> [Task input]:
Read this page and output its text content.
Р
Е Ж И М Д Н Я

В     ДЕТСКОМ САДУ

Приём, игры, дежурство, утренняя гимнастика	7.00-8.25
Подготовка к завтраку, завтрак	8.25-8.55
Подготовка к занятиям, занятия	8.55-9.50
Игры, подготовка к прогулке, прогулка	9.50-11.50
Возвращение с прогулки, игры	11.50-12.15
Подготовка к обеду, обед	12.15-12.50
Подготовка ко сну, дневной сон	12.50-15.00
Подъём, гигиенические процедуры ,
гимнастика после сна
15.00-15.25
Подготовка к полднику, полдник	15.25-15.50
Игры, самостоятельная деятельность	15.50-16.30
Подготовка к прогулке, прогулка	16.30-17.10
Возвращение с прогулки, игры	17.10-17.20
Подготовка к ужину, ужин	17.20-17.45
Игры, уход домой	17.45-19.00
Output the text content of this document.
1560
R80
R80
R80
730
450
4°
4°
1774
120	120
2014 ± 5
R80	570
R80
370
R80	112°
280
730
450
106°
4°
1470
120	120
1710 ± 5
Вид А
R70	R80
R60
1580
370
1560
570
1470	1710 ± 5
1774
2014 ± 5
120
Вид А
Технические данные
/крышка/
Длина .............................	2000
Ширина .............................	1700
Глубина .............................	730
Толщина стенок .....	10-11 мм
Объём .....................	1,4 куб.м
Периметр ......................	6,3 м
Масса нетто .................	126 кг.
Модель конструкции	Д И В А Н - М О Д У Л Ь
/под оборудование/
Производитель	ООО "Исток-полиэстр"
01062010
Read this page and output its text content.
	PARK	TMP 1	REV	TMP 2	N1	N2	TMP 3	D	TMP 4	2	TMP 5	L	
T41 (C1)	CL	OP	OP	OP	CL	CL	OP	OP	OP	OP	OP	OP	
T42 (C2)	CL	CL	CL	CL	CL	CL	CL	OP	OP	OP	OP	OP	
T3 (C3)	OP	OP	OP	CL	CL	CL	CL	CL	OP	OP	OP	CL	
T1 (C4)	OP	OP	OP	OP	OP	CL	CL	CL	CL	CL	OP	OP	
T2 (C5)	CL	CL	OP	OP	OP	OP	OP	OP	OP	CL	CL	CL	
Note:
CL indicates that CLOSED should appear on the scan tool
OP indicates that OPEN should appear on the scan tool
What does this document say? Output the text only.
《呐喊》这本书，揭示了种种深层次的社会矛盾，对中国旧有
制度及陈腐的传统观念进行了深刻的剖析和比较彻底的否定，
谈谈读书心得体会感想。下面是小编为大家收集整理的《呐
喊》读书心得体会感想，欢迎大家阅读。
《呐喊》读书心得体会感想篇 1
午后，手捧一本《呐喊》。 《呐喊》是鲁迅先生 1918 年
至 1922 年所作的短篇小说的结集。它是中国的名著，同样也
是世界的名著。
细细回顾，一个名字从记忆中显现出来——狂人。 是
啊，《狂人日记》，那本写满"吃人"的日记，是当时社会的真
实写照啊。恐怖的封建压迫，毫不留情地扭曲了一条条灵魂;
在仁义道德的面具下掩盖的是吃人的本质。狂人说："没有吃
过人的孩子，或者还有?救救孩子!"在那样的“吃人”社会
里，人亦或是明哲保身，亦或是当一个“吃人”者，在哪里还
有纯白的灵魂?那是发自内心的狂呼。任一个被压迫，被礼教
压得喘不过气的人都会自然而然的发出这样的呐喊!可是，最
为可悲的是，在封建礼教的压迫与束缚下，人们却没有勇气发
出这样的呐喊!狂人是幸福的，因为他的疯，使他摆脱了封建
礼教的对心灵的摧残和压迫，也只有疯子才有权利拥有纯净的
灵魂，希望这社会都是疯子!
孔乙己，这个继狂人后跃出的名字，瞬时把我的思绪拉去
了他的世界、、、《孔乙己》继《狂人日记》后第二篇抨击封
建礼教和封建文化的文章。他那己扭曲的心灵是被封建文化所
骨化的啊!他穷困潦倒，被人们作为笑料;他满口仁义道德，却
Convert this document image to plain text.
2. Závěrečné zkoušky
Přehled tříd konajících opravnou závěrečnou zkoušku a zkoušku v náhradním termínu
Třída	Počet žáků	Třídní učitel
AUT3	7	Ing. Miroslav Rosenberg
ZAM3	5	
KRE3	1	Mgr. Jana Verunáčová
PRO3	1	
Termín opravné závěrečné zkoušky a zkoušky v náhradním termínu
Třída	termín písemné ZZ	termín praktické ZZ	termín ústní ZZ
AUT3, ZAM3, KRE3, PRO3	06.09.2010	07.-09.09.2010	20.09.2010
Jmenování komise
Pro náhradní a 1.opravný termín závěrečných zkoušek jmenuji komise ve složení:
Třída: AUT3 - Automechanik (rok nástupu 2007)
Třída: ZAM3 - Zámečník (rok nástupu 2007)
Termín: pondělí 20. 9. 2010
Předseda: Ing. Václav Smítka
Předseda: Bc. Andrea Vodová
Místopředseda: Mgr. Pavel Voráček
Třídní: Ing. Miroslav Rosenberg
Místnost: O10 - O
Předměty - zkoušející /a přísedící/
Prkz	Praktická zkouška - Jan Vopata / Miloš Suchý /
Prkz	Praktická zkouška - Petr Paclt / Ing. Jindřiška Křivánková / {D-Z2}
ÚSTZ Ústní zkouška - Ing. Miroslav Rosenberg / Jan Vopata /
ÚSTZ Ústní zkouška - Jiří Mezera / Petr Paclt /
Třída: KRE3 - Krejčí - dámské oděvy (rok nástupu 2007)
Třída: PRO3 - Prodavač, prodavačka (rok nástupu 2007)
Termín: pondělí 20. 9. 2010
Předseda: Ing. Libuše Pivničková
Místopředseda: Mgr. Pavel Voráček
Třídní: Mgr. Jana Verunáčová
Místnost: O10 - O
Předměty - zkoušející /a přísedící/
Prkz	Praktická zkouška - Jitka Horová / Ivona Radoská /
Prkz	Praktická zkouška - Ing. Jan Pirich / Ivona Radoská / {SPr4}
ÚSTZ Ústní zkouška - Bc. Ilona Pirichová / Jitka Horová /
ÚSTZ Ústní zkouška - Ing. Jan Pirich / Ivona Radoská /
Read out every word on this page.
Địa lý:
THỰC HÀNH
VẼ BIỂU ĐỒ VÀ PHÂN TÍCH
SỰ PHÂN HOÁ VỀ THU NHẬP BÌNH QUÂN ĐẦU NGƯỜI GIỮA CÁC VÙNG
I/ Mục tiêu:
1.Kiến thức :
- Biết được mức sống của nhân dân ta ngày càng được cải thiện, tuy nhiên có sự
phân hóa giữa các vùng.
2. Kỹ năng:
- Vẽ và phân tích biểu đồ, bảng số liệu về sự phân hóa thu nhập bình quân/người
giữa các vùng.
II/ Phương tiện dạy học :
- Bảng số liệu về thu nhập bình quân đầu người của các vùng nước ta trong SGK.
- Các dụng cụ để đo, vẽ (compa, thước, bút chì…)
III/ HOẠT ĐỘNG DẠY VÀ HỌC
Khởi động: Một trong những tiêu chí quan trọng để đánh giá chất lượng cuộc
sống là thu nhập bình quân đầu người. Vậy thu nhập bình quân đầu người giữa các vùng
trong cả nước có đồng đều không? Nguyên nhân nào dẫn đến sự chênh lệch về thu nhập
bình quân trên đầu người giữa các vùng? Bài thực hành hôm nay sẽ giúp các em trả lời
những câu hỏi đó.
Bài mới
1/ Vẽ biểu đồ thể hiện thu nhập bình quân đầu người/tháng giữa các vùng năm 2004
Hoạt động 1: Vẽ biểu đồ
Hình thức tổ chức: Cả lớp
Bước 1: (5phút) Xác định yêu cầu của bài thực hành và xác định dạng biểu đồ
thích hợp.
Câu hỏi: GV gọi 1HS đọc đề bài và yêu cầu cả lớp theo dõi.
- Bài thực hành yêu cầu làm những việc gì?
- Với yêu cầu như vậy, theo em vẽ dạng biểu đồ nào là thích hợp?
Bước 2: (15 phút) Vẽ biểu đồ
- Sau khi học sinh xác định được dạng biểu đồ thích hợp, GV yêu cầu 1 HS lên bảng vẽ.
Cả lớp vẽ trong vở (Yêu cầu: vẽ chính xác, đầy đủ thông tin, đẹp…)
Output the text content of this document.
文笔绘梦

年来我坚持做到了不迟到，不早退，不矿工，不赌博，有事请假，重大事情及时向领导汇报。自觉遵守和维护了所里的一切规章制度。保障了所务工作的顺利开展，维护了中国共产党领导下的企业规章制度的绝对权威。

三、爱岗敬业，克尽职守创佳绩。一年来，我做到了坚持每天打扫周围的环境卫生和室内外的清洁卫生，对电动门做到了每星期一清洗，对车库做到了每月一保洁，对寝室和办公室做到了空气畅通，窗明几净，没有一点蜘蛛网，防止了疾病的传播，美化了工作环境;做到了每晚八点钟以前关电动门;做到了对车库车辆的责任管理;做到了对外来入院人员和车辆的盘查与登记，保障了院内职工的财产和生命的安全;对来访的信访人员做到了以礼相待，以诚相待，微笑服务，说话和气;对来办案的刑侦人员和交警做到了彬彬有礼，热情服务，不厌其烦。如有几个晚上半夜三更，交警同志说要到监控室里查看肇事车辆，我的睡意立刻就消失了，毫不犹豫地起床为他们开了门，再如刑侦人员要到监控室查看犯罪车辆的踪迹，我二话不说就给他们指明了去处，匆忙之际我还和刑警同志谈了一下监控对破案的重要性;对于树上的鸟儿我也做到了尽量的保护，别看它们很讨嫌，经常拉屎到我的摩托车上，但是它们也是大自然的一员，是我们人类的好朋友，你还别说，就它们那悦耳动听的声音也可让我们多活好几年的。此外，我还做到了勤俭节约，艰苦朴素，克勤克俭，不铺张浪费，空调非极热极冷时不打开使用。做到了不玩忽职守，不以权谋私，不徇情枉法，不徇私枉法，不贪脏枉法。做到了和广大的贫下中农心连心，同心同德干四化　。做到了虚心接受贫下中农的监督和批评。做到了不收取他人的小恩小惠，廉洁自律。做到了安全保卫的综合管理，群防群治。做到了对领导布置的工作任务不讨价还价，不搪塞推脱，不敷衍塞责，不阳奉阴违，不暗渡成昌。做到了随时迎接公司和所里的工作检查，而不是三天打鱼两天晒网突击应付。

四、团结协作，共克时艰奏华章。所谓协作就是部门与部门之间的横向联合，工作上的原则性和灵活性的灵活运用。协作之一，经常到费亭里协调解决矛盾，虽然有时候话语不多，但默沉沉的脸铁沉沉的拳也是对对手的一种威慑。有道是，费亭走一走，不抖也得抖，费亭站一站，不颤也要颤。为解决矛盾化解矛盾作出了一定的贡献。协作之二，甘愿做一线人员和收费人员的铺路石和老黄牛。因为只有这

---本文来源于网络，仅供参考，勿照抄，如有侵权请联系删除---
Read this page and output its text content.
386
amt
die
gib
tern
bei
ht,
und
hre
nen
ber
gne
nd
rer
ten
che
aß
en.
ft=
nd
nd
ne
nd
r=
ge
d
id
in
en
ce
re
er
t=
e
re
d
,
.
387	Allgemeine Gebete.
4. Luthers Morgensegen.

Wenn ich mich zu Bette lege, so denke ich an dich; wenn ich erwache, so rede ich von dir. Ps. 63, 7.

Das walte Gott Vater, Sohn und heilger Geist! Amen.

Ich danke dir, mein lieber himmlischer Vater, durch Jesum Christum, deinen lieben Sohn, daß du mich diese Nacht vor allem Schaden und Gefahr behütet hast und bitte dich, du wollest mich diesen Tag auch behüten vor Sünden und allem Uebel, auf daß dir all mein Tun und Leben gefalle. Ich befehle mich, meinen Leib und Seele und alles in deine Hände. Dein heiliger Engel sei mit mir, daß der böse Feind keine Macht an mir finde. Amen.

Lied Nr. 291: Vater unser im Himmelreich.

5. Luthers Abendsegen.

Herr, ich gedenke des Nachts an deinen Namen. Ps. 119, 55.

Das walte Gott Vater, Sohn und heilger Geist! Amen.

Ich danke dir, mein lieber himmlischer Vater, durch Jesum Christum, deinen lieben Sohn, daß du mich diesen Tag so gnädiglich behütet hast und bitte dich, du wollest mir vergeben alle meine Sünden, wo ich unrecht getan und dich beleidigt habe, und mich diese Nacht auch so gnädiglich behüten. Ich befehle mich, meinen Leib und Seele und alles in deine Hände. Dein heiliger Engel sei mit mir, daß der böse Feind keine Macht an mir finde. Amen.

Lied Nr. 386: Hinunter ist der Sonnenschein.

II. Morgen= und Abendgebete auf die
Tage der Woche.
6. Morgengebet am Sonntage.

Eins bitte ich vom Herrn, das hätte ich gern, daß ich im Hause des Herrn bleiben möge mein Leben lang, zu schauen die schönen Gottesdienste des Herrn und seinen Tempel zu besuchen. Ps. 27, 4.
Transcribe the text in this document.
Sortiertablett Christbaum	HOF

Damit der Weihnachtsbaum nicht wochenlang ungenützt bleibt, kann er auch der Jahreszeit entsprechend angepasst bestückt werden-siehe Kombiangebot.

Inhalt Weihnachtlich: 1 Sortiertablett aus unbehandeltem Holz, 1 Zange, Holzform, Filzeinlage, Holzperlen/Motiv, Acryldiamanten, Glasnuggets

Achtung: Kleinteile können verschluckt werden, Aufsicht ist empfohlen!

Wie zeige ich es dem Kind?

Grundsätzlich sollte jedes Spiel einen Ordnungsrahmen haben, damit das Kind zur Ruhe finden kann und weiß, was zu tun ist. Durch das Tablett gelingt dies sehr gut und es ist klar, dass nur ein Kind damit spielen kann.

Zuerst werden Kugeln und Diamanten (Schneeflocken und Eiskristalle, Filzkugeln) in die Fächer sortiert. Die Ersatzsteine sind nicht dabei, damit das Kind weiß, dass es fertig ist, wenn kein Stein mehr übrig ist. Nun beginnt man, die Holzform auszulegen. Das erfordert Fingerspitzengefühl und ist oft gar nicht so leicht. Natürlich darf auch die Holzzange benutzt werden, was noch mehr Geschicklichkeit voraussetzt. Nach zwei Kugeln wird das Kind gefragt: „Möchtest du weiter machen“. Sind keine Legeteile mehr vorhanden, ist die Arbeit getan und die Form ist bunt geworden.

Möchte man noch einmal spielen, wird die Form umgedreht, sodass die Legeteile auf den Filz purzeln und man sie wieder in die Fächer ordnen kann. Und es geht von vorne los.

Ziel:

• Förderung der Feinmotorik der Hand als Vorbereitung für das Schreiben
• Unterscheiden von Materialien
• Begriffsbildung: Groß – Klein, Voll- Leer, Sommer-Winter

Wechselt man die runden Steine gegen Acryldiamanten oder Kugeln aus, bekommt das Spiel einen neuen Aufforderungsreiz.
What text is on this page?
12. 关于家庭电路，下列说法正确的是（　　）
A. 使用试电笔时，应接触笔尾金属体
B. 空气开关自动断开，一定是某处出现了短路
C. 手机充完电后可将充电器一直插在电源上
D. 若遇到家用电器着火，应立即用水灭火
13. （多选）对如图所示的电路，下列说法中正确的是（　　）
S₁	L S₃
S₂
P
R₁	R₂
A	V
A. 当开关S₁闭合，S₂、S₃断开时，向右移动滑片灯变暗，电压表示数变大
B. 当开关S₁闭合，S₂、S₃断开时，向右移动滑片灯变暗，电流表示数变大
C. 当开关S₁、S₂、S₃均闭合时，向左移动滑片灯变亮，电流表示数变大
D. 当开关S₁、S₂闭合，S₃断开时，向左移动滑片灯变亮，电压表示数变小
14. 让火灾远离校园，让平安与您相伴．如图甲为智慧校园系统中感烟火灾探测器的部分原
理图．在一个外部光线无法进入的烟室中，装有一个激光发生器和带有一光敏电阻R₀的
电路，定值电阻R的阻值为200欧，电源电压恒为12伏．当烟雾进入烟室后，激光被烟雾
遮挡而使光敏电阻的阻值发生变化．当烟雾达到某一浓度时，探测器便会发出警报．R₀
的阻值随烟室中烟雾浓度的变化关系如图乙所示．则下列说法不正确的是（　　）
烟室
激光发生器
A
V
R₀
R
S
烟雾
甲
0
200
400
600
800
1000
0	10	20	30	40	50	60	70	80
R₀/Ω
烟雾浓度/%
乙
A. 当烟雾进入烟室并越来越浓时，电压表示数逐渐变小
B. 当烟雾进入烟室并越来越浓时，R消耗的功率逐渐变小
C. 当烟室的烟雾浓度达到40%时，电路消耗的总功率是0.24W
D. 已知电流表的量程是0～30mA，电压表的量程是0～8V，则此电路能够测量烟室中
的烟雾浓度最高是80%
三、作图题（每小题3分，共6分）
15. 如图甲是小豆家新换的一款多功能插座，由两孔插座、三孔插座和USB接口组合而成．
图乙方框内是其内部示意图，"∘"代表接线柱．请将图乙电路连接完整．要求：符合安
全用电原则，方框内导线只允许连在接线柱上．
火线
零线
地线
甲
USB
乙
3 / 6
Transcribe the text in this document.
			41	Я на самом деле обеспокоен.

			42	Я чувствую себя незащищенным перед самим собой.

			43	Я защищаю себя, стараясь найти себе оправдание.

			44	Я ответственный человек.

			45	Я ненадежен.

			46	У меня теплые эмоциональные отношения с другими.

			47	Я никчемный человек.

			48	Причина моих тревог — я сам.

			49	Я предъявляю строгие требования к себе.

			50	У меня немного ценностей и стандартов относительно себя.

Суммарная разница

> [Directive]:
Go through the material and copy out every line with "当烟雾进入烟室并越来越浓时" in it.

> [The output]:
A. 当烟雾进入烟室并越来越浓时，电压表示数逐渐变小
B. 当烟雾进入烟室并越来越浓时，R消耗的功率逐渐变小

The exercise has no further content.